• _Job 1_: Can you repeat word for word the part of the passage on hiring architects that opens with the words containing "Thus, here are" and closes with "of inadequate employees."?

Architecture is a service industry and is not an automated system – it is not a McDonald’s franchise where every robot can fill a role. Ultimately, not all architectural candidates are equivalent automatons.
Thus, here are some tips for hiring managers to hire the ideal candidate.
Don’t Hire For Convenience
Inferior employees are hired due to convenience. Firms that hire out of convenience are similar to unions – the smartest, sharpest, best worker is not incentivized to produce top results when the worst employees are constantly accommodated.
The smartest firms organize themselves to leverage the strengths of their employees, but this is often a failure unless employers make it a priority to recruit the best talent. It’s easy to leverage the skill-set of talented individuals, but it is much harder to attempt to balance the workload of inadequate employees.
I worked at a previous firm with many talented architects. One architect was extremely brilliant and was adept within all aspects of the industry. However, in an attempt to leverage the strengths of all employees, he was often pushed into yearlong construction administration roles instead of strengthening his budding design talent. This “leveraging to an employee’s strengths” philosophy granted the role of Designer to an inferior architect. This other architect was a talented designer but was nearly incompetent when it came to construction administration, documentation, organization, time-management, and returning phone calls. Therefore, in reality many employees are pigeonholed into capable roles due to inadequacies with other employees. If this architect ever wanted to expand his desired role as a designer, he will unfortunately have to leave his current company.

• _Dataset entries_:

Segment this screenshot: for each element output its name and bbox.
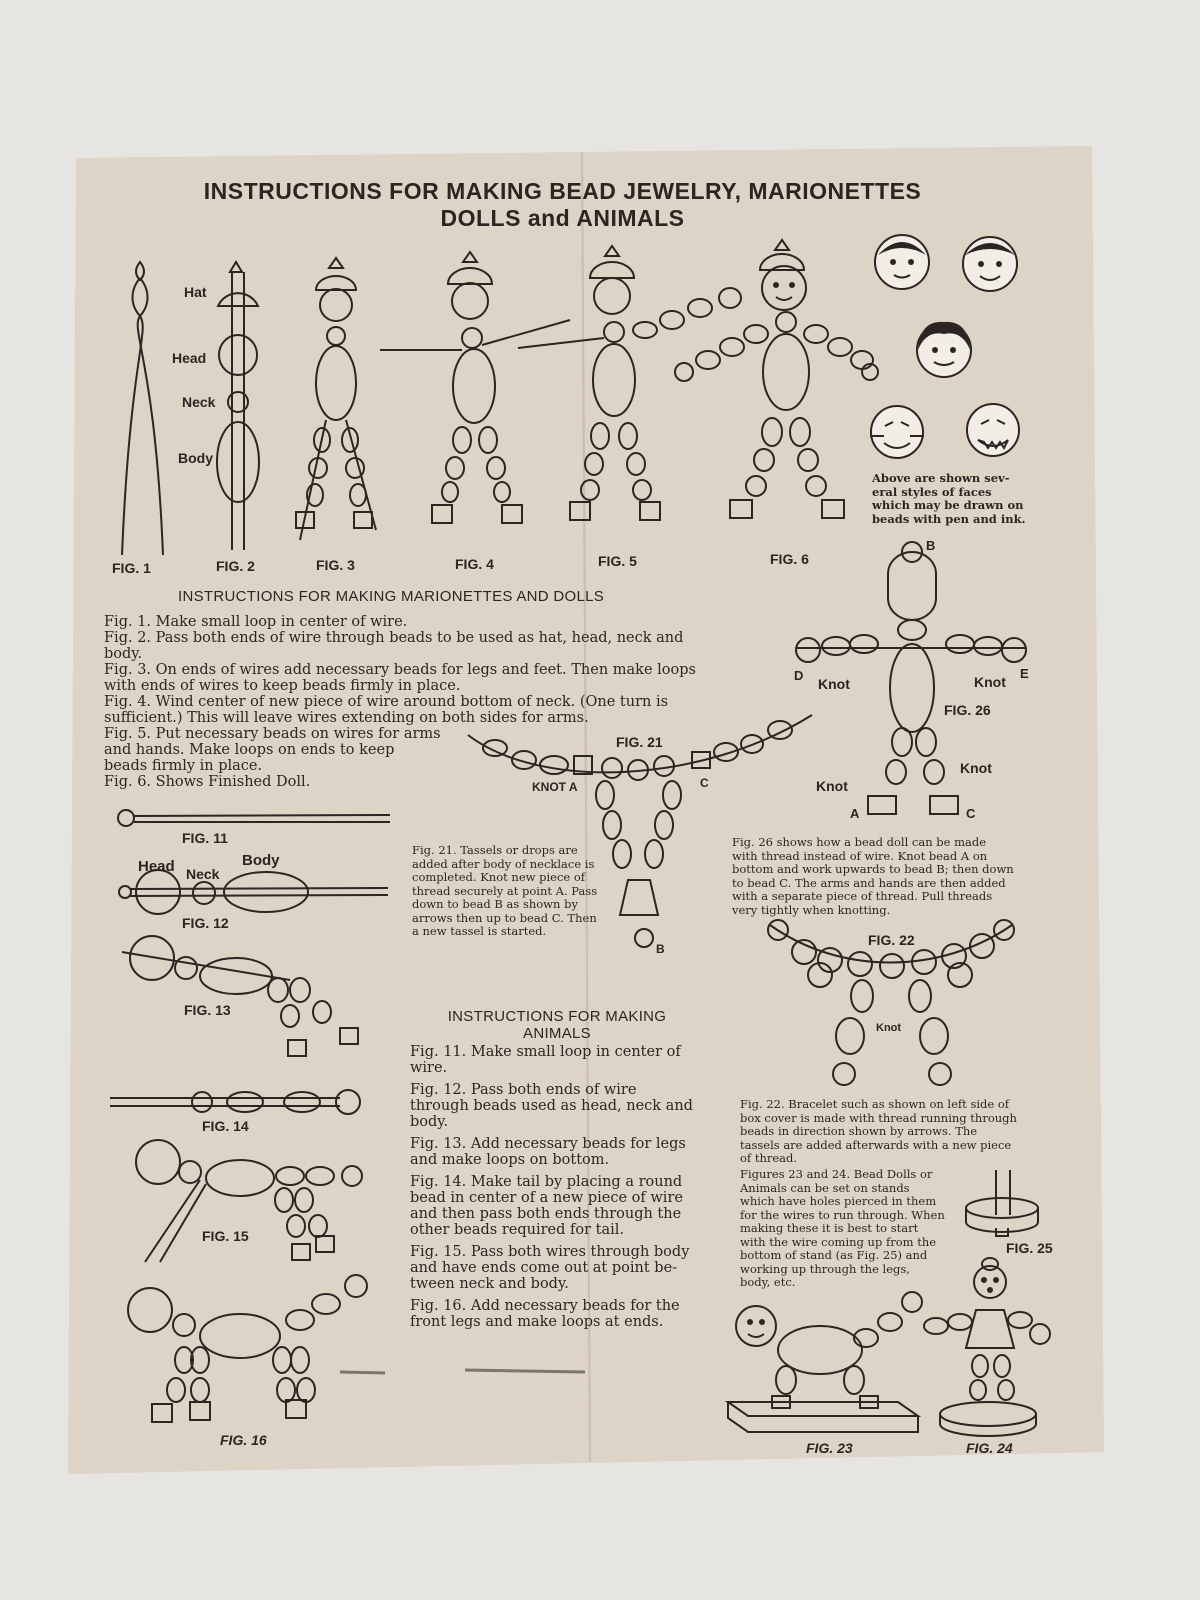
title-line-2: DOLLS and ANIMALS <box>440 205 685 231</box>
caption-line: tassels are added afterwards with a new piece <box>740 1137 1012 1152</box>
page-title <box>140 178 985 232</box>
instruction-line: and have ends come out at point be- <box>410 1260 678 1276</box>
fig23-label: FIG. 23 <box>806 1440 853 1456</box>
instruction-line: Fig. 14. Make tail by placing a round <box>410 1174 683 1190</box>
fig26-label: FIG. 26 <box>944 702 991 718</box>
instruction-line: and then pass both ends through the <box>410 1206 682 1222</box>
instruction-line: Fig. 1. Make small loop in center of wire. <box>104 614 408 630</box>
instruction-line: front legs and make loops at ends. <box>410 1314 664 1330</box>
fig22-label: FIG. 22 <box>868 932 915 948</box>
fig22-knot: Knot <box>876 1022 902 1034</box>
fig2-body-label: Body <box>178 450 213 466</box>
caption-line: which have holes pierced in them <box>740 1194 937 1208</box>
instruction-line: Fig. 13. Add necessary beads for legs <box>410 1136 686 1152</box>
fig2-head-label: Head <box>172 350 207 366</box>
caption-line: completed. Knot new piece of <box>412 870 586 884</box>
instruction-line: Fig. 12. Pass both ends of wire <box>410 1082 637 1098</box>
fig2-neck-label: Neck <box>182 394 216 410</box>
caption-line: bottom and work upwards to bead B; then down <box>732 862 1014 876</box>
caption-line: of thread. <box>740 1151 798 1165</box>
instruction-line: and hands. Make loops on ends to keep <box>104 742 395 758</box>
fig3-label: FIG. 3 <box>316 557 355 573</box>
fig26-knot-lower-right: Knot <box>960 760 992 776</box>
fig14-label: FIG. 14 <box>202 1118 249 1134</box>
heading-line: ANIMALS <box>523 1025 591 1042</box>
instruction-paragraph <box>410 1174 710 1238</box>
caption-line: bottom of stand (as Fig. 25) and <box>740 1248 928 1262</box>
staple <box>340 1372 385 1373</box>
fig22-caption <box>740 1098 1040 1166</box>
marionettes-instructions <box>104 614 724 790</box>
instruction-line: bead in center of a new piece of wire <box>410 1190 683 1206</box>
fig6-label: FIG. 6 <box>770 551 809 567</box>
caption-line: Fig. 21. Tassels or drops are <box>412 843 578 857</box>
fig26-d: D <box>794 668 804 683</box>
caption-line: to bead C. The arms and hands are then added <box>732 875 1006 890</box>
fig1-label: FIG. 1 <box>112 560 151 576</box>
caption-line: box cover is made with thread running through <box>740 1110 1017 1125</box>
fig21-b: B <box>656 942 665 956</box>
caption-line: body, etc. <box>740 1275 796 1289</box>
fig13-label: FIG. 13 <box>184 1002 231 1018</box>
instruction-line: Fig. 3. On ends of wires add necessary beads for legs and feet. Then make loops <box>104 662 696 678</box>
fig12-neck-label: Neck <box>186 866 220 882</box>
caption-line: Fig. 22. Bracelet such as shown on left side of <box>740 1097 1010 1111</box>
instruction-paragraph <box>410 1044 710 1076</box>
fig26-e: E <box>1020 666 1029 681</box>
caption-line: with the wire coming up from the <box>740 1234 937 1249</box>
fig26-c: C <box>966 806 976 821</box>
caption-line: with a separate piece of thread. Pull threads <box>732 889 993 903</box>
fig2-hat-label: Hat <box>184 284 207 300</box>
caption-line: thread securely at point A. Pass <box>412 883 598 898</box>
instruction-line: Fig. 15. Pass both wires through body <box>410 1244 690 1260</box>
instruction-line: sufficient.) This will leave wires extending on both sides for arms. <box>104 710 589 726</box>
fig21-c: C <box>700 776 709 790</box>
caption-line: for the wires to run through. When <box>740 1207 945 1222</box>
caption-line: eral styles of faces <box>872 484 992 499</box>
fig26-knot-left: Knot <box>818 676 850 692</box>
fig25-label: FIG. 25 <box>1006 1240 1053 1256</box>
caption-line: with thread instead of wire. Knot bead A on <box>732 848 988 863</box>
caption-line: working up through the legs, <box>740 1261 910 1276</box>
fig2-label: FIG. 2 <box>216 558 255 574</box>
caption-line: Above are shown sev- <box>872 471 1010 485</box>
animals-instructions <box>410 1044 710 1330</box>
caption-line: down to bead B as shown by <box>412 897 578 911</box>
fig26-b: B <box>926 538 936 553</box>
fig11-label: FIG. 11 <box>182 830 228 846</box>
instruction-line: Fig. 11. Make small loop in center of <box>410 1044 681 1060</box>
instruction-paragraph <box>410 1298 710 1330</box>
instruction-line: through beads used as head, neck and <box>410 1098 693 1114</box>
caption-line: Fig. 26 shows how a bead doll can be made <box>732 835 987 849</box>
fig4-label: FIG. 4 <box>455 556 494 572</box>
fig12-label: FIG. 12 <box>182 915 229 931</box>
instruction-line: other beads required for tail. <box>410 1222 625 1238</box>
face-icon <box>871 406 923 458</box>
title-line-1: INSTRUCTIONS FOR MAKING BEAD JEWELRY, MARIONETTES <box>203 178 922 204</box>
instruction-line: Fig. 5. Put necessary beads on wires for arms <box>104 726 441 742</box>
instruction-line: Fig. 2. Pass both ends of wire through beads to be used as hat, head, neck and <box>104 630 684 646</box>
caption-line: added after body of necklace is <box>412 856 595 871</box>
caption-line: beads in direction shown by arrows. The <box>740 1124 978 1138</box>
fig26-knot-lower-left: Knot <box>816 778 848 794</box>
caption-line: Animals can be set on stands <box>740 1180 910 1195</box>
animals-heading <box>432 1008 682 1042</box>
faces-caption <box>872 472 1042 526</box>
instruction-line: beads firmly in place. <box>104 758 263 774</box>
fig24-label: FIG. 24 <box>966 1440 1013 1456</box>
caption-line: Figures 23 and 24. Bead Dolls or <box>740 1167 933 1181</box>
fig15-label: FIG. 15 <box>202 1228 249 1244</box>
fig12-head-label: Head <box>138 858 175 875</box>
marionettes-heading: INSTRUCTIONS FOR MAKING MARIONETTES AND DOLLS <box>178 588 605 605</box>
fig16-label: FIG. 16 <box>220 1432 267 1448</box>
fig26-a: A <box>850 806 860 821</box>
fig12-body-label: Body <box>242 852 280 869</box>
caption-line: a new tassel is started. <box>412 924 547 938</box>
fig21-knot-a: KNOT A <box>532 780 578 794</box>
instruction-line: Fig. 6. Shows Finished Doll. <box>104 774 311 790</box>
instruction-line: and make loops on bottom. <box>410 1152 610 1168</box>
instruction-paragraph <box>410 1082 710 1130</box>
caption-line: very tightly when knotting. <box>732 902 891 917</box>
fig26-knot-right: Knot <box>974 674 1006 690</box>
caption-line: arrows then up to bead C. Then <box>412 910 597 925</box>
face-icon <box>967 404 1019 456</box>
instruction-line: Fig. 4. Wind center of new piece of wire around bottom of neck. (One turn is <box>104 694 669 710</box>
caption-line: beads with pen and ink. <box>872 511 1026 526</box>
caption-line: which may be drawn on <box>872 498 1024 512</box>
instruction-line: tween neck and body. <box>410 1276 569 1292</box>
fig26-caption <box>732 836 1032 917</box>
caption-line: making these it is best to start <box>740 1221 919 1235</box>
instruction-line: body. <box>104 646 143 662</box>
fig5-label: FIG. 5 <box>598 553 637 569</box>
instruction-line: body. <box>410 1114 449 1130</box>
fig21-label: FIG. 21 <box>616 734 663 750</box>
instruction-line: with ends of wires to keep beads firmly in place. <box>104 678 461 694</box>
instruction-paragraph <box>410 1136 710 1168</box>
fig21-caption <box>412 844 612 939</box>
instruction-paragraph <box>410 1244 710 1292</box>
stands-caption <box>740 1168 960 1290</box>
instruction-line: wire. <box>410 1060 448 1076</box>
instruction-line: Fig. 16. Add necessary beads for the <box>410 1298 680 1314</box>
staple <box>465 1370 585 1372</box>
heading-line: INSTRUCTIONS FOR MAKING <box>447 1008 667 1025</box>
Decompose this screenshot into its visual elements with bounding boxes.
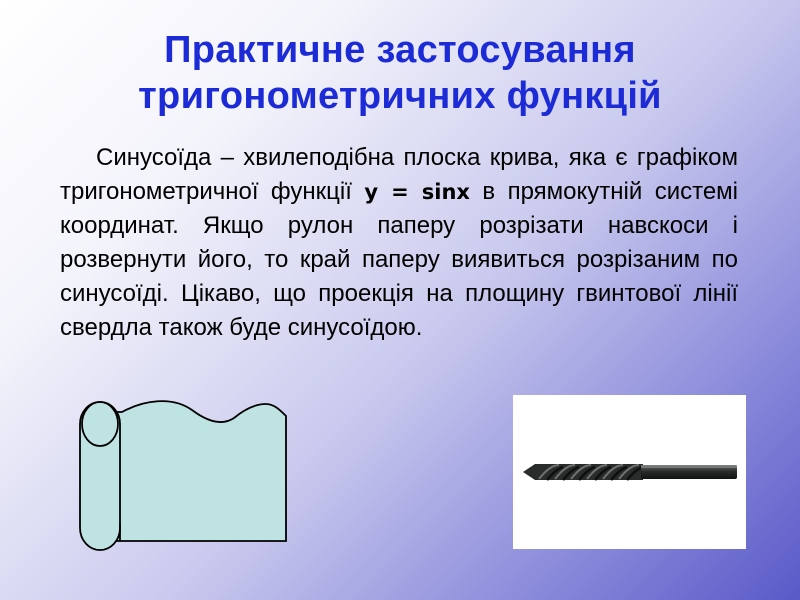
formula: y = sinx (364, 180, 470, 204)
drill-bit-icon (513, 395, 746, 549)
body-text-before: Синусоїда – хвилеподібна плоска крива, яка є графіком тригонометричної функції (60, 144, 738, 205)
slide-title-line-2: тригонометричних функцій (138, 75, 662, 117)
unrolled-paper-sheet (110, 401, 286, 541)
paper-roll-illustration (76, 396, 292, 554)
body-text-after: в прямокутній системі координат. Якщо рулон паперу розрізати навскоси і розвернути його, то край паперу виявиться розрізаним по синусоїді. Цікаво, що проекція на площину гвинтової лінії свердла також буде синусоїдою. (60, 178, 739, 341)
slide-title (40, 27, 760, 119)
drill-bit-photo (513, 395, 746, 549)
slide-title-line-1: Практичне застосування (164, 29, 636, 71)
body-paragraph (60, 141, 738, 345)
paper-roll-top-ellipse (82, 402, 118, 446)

• _Job 2_: Can you reproduce the lines of the listing that open with the line containing "formula: y = sinx (364, 180, 470, 204)" and close with the line containing "paper-roll-illustration (76, 396, 292, 554)", including both of those lines?

• _Worked answer 1_:
Thus, here are some tips for hiring managers to hire the ideal candidate.
Don’t Hire For Convenience
Inferior employees are hired due to convenience. Firms that hire out of convenience are similar to unions – the smartest, sharpest, best worker is not incentivized to produce top results when the worst employees are constantly accommodated.
The smartest firms organize themselves to leverage the strengths of their employees, but this is often a failure unless employers make it a priority to recruit the best talent. It’s easy to leverage the skill-set of talented individuals, but it is much harder to attempt to balance the workload of inadequate employees.

• _Worked answer 2_:
formula: y = sinx (364, 180, 470, 204)
drill-bit-icon (513, 395, 746, 549)
body-text-before: Синусоїда – хвилеподібна плоска крива, яка є графіком тригонометричної функції (60, 144, 738, 205)
slide-title-line-2: тригонометричних функцій (138, 75, 662, 117)
unrolled-paper-sheet (110, 401, 286, 541)
paper-roll-illustration (76, 396, 292, 554)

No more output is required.